Gully v. Lincoln County

The Denkman Lumber Company, a corporation, was the owner of certain real and personal property in Lincoln County upon which taxes for the year 1933 had been legally assessed, these taxes amounting in the aggregate to the sum of $3122.21. The record does not disclose what part thereof was on the realty and what part on the personal property. The owner did not pay any part of these taxes on or before February 1, 1934, nor on or before May 1, 1934; and before the action by the state tax collector, next to be mentioned, the sheriff had taken no steps to distrain and sell the personal property or to sell the realty, although otherwise the sheriff was actively engaged in receiving and collecting taxes.

On June 4, 1934, the appellant state tax collector filed an action in the circuit court in said county against the taxpayer demanding a personal judgment against it for the stated amount of taxes. On July 31, 1934, the owner paid to the sheriff $2690.05 on said taxes, and after the sale of some of the property on the third Monday in September, 1934, the owner paid the remainder by way of redemption. Thereupon the first action by the state tax collector was dismissed.

The present action is by the state tax collector to recover *Page 792 his alleged twenty per cent commission on $2100.45, being that part of the $2690.05 which went to the county. On the trial the circuit court denied recovery and dismissed the action; and the state tax collector has appealed.

As heretofore held by this Court, see Enochs v. State ex rel. Robertson, 133 Miss. 107, 143, 97 So. 534, there is an implied requirement in Section 135, Constitution, 1890, and ad valorem state and county taxes shall be collected by the sheriff. In consequence, it was expressly stated in Robertson v. Shelton,127 Miss. 360, 369, 90 So. 83, that it is primarily the duty of the county tax collector, that is to say the sheriff, to collect these taxes. Since this primary duty is one implied in the Constitution itself, no statute can make it a primary duty of some other officer.

It follows, therefore, that no other officer can be allowed to intervene in the matter of such collection until the elapse of the full time which the law has allowed to the sheriff as county tax collector to pursue and complete the means which he has under the law to enforce the collections, that is to say, under the usual and normal plan or scheme provided by the general statutes on that subject. For if any such intervention were previously allowed, the duty of the sheriff as a primary constitutional duty would be subverted into one which is inferior or subordinate to that of the intervening statutory officer. It would be, indeed, to permit a statutory officer to exercise a superior authority of censorship over a constitutional officer in respect to the constitutional duties of the latter, and in a measure to displace him if, in the judgment of the statutory officer, the constitutional officer was not proceeding with the discharge of his duties as diligently as the statutory officer deemed proper or requisite. If loss should occur to the state and county by reason of inexcusable negligence on the part of the sheriff, the proper remedy would be by suit against the sheriff and his bondsmen, not by attempting to take over the duties of collection, which, up to the time stated herein, belong to the constitutional functions of the sheriff. *Page 793

The full time allowed to the county tax collector to pursue and complete the means furnished him by the law for the full collection of state and county ad valorem taxes on land does not expire until the time for the making of the sales of the land. Such a period does not become one of finality, under the usual and normal plan or scheme of collection and the enforcement thereof until after the completion of the sales begun on the third Monday in September.

:: STORED DATA ::

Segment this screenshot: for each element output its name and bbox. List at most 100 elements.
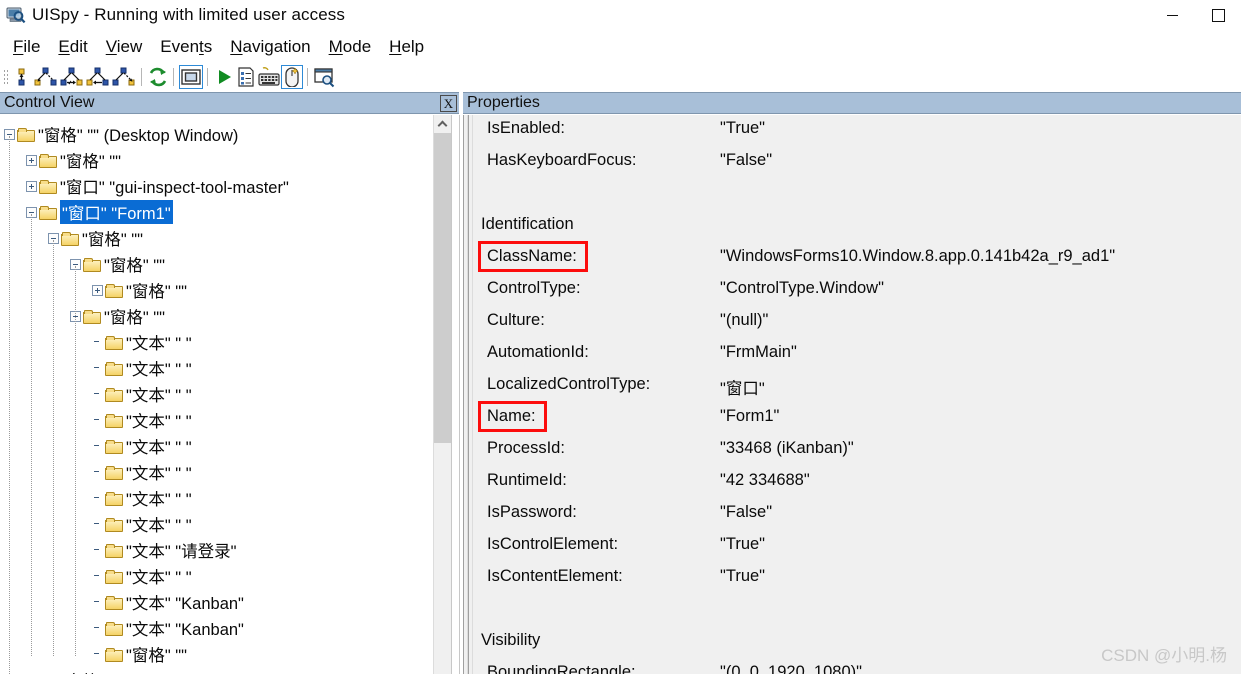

...

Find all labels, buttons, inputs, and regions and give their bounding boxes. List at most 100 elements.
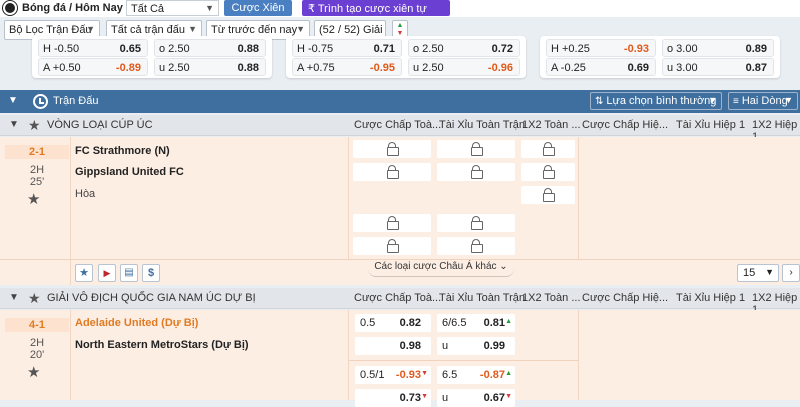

==

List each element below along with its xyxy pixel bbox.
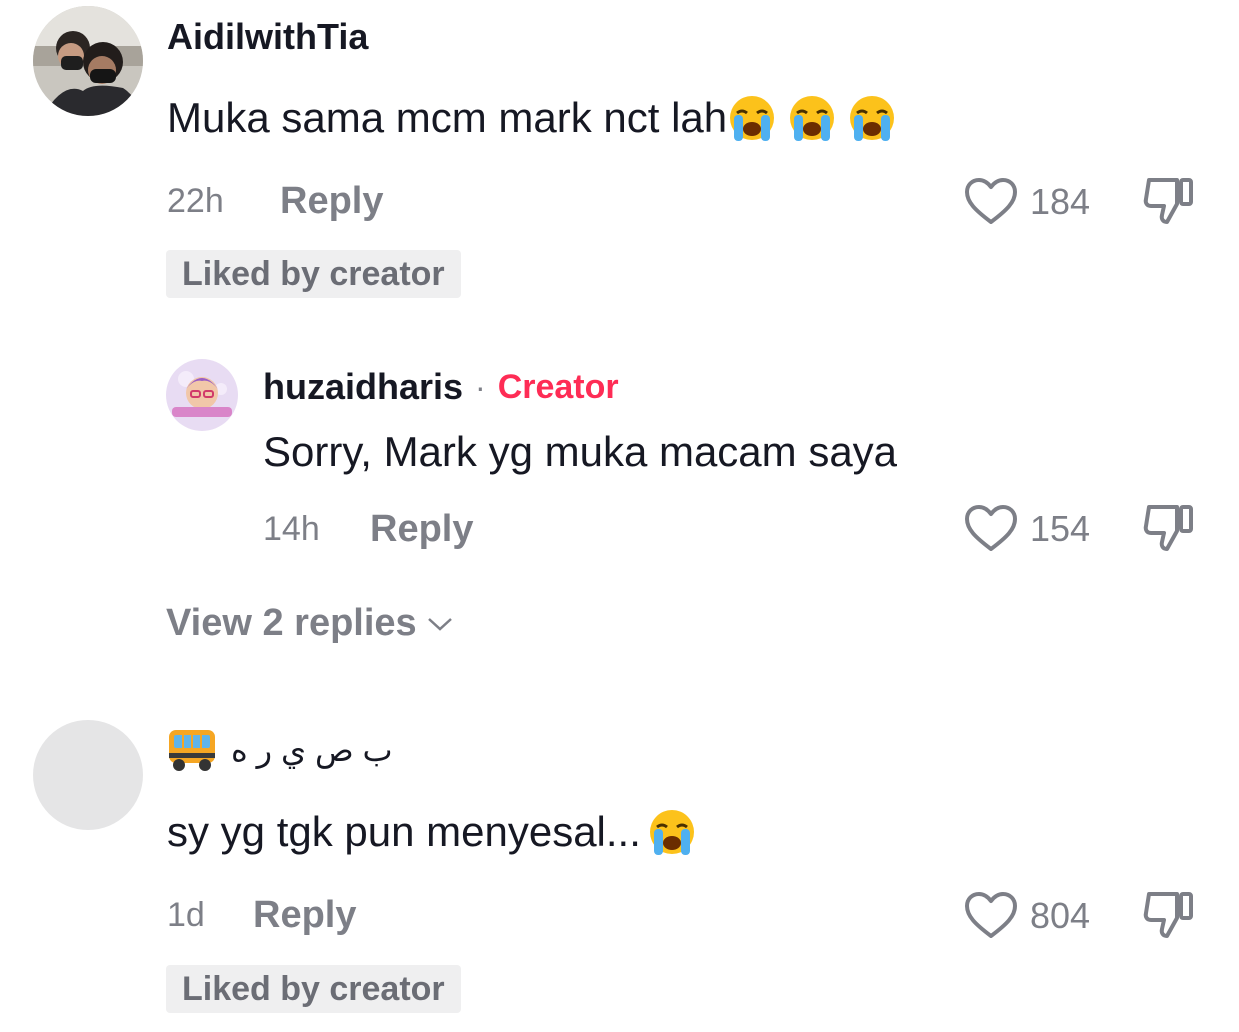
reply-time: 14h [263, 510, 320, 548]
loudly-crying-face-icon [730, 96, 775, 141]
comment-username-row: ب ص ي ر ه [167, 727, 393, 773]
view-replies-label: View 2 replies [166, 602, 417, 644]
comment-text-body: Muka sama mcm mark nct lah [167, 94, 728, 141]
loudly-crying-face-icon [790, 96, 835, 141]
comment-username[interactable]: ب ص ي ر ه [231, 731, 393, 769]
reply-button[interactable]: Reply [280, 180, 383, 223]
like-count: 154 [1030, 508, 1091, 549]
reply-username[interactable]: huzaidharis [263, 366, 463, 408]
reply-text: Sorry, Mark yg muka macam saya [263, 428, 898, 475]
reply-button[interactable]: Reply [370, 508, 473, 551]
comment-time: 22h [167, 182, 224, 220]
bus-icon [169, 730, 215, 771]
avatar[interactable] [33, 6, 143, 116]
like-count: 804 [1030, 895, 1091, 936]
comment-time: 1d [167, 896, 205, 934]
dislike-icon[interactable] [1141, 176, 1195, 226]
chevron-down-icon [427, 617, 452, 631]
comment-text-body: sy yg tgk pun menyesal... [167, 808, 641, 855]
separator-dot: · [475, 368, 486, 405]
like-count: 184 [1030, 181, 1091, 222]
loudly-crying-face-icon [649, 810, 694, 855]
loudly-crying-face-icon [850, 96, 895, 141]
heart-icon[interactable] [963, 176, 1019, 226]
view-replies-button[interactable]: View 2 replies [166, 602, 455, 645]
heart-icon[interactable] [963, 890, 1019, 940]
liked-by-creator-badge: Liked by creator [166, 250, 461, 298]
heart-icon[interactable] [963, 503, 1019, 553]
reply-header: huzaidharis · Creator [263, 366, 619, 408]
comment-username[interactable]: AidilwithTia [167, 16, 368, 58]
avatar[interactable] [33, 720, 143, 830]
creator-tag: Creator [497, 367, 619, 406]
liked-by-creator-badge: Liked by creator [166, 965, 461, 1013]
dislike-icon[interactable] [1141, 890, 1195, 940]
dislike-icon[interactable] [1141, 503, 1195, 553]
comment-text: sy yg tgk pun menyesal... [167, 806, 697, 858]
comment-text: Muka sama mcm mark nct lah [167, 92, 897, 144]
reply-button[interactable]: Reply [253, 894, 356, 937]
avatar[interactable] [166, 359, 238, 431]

:: WRITTEN PROBLEM A ::
List every dollar amount given in the Gully v. Lincoln County opinion.
:: WRITTEN PROBLEM B ::
Translate this sentence from the Gully v. Lincoln County opinion into Spanish: "On the trial the circuit court denied recovery and dismissed the action; and the state tax collector has appealed."
The entries come from a separate source and are not part of the Gully v. Lincoln County opinion.

:: RESULT A ::
$3122.21
$2690.05
$2100.45

:: RESULT B ::
En el juicio, el tribunal de circuito denegó la reclamación y desestimó la demanda; y el recaudador estatal de impuestos ha apelado.